### Instructions for the task
Go through the material below and copy all lines with "System".
======== Input data ========
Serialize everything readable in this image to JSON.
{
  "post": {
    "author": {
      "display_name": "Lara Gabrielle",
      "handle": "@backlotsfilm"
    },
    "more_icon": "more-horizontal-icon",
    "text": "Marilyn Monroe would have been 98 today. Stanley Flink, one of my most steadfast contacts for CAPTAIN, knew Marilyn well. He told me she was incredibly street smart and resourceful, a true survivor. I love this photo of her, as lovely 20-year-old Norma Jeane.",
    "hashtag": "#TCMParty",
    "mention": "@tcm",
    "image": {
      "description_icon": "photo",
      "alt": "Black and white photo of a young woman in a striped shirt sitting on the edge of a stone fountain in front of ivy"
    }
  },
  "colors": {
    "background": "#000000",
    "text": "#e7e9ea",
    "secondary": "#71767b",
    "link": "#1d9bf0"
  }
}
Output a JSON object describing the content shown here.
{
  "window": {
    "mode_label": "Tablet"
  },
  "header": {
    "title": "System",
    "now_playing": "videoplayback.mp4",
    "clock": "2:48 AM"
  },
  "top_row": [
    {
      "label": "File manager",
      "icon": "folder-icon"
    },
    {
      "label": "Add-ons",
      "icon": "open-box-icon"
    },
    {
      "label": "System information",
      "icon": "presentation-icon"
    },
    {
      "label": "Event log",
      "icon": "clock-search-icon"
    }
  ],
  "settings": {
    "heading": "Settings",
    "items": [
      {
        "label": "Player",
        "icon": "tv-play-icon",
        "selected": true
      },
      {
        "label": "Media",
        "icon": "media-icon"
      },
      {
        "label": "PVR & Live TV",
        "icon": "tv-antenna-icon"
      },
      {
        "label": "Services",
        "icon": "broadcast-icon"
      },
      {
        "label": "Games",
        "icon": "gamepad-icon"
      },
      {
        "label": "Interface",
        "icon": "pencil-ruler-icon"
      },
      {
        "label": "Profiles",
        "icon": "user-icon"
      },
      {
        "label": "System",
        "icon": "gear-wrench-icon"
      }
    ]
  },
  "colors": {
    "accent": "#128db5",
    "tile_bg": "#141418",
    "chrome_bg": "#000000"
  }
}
========
### Task solution
    "title": "System",
      "label": "System information",
        "label": "System",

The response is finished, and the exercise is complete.